--- Begin GIVEN ENTRIES ---

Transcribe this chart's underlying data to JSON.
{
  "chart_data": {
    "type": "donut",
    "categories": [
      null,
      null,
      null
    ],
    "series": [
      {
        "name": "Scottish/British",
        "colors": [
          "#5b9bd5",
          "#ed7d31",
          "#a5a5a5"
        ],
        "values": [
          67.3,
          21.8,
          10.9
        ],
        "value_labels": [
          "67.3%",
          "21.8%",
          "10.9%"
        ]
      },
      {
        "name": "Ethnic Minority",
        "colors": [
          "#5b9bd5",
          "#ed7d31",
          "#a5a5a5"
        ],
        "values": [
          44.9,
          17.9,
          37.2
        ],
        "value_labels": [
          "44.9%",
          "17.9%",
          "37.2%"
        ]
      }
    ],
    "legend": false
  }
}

--- End GIVEN ENTRIES ---

→ TASK STATEMENT: Go over the records above line by line and count those holding the word "name". Reply only with the number.

→ RESPONSE: 2